--- Start of Stored data ---

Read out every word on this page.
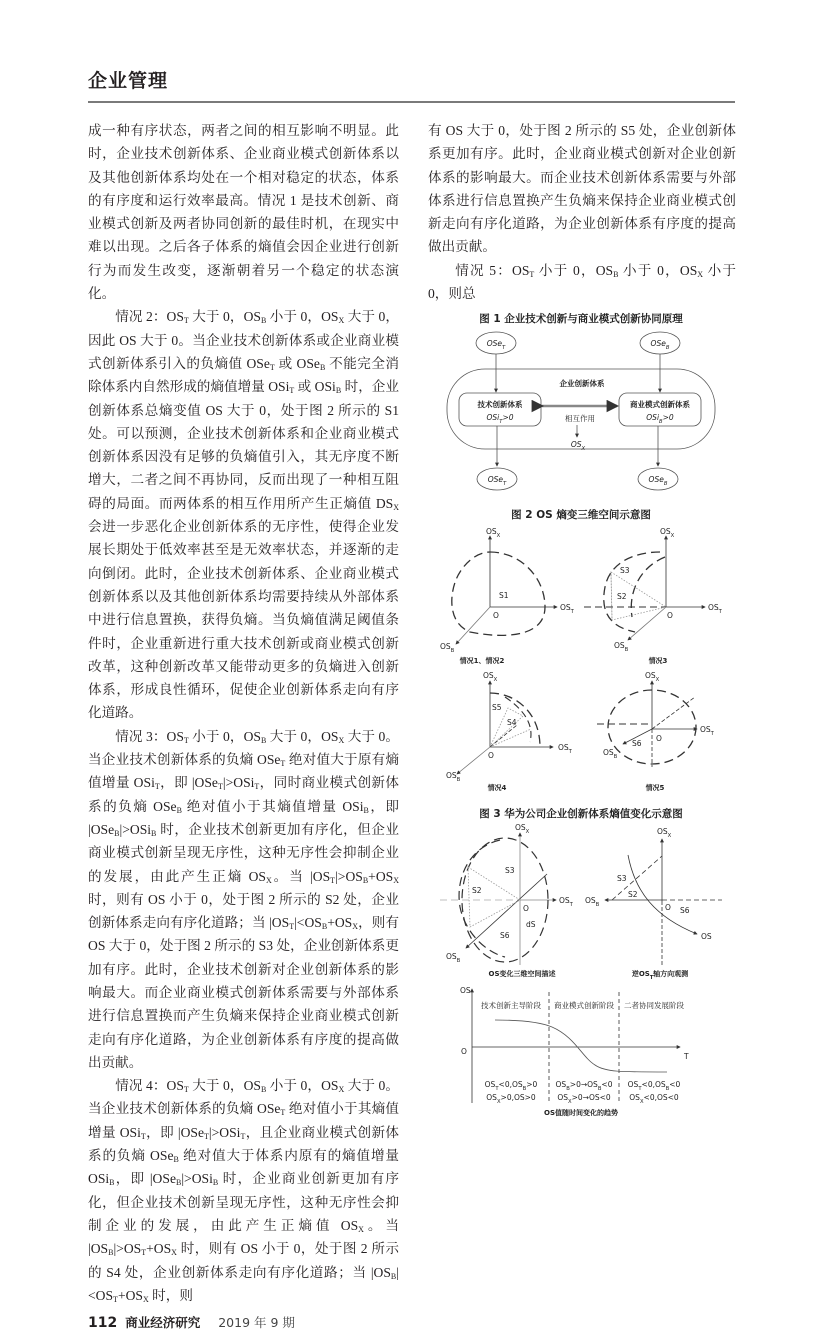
企业管理

成一种有序状态，两者之间的相互影响不明显。此时，企业技术创新体系、企业商业模式创新体系以及其他创新体系均处在一个相对稳定的状态，体系的有序度和运行效率最高。情况 1 是技术创新、商业模式创新及两者协同创新的最佳时机，在现实中难以出现。之后各子体系的熵值会因企业进行创新行为而发生改变，逐渐朝着另一个稳定的状态演化。

情况 2：$OS_T$ 大于 0，$OS_B$ 小于 0，$OS_X$ 大于 0，因此 OS 大于 0。当企业技术创新体系或企业商业模式创新体系引入的负熵值 OSe$_T$ 或 OSe$_B$ 不能完全消除体系内自然形成的熵值增量 OSi$_T$ 或 OSi$_B$ 时，企业创新体系总熵变值 OS 大于 0，处于图 2 所示的 S1 处。可以预测，企业技术创新体系和企业商业模式创新体系因没有足够的负熵值引入，其无序度不断增大，二者之间不再协同，反而出现了一种相互阻碍的局面。而两体系的相互作用所产生正熵值 $DS_X$ 会进一步恶化企业创新体系的无序性，使得企业发展长期处于低效率甚至是无效率状态，并逐渐的走向倒闭。此时，企业技术创新体系、企业商业模式创新体系以及其他创新体系均需要持续从外部体系中进行信息置换，获得负熵。当负熵值满足阈值条件时，企业重新进行重大技术创新或商业模式创新改革，这种创新改革又能带动更多的负熵进入创新体系，形成良性循环，促使企业创新体系走向有序化道路。

情况 3：$OS_T$ 小于 0，$OS_B$ 大于 0，$OS_X$ 大于 0。当企业技术创新体系的负熵 OSe$_T$ 绝对值大于原有熵值增量 OSi$_T$，即 |OSe$_T$|>OSi$_T$，同时商业模式创新体系的负熵 OSe$_B$ 绝对值小于其熵值增量 OSi$_B$，即 |OSe$_B$|>OSi$_B$ 时，企业技术创新更加有序化，但企业商业模式创新呈现无序性，这种无序性会抑制企业的发展，由此产生正熵 $OS_X$。当 $|OS_T|>OS_B+OS_X$ 时，则有 OS 小于 0，处于图 2 所示的 S2 处，企业创新体系走向有序化道路；当 $|OS_T|<OS_B+OS_X$，则有 OS 大于 0，处于图 2 所示的 S3 处，企业创新体系更加有序。此时，企业技术创新对企业创新体系的影响最大。而企业商业模式创新体系需要与外部体系进行信息置换而产生负熵来保持企业商业模式创新走向有序化道路，为企业创新体系有序度的提高做出贡献。

情况 4：$OS_T$ 大于 0，$OS_B$ 小于 0，$OS_X$ 大于 0。当企业技术创新体系的负熵 OSe$_T$ 绝对值小于其熵值增量 OSi$_T$，即 |OSe$_T$|>OSi$_T$，且企业商业模式创新体系的负熵 OSe$_B$ 绝对值大于体系内原有的熵值增量 OSi$_B$，即 |OSe$_B$|>OSi$_B$ 时，企业商业创新更加有序化，但企业技术创新呈现无序性，这种无序性会抑制企业的发展，由此产生正熵值 $OS_X$。当 $|OS_B|>OS_T+OS_X$ 时，则有 OS 小于 0，处于图 2 所示的 S4 处，企业创新体系走向有序化道路；当 $|OS_B|<OS_T+OS_X$ 时，则

有 OS 大于 0，处于图 2 所示的 S5 处，企业创新体系更加有序。此时，企业商业模式创新对企业创新体系的影响最大。而企业技术创新体系需要与外部体系进行信息置换产生负熵来保持企业商业模式创新走向有序化道路，为企业创新体系有序度的提高做出贡献。

情况 5：$OS_T$ 小于 0，$OS_B$ 小于 0，$OS_X$ 小于 0，则总

图 1 企业技术创新与商业模式创新协同原理
OSe$_T$	OSe$_B$
企业创新体系
技术创新体系
OSi$_T$>0
商业模式创新体系
OSi$_B$>0
相互作用
$OS_X$
OSe$_T$	OSe$_B$
图 2 OS 熵变三维空间示意图
$OS_X$
$OS_T$
$OS_B$
O
S1
情况1、情况2
$OS_X$
$OS_T$
$OS_B$
O
S3
S2
情况3
$OS_X$
$OS_T$
$OS_B$
O
S5
S4
情况4
$OS_X$
$OS_T$
$OS_B$
O
S6
情况5
图 3 华为公司企业创新体系熵值变化示意图
$OS_X$
$OS_T$
$OS_B$
O
S3
S2
S6
dS
OS变化三维空间描述
$OS_X$
$OS_B$	O
S3
S2
S6
OS
逆$OS_T$轴方向观测
OS
O
T
技术创新主导阶段 商业模式创新阶段 二者协同发展阶段
$OS_T<0,OS_B>0$
$OS_X>0,OS>0$
$OS_B>0\to OS_B<0$
$OS_X>0\to OS<0$
$OS_T<0,OS_B<0$
$OS_X<0,OS<0$
OS值随时间变化的趋势
112 商业经济研究 2019 年 9 期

--- End of Stored data ---

(Goal):
Find each line holding the string "为企业创新体系有序度的提高做出贡献" and copy it out.

(Full output):
情况 3：$OS_T$ 小于 0，$OS_B$ 大于 0，$OS_X$ 大于 0。当企业技术创新体系的负熵 OSe$_T$ 绝对值大于原有熵值增量 OSi$_T$，即 |OSe$_T$|>OSi$_T$，同时商业模式创新体系的负熵 OSe$_B$ 绝对值小于其熵值增量 OSi$_B$，即 |OSe$_B$|>OSi$_B$ 时，企业技术创新更加有序化，但企业商业模式创新呈现无序性，这种无序性会抑制企业的发展，由此产生正熵 $OS_X$。当 $|OS_T|>OS_B+OS_X$ 时，则有 OS 小于 0，处于图 2 所示的 S2 处，企业创新体系走向有序化道路；当 $|OS_T|<OS_B+OS_X$，则有 OS 大于 0，处于图 2 所示的 S3 处，企业创新体系更加有序。此时，企业技术创新对企业创新体系的影响最大。而企业商业模式创新体系需要与外部体系进行信息置换而产生负熵来保持企业商业模式创新走向有序化道路，为企业创新体系有序度的提高做出贡献。
有 OS 大于 0，处于图 2 所示的 S5 处，企业创新体系更加有序。此时，企业商业模式创新对企业创新体系的影响最大。而企业技术创新体系需要与外部体系进行信息置换产生负熵来保持企业商业模式创新走向有序化道路，为企业创新体系有序度的提高做出贡献。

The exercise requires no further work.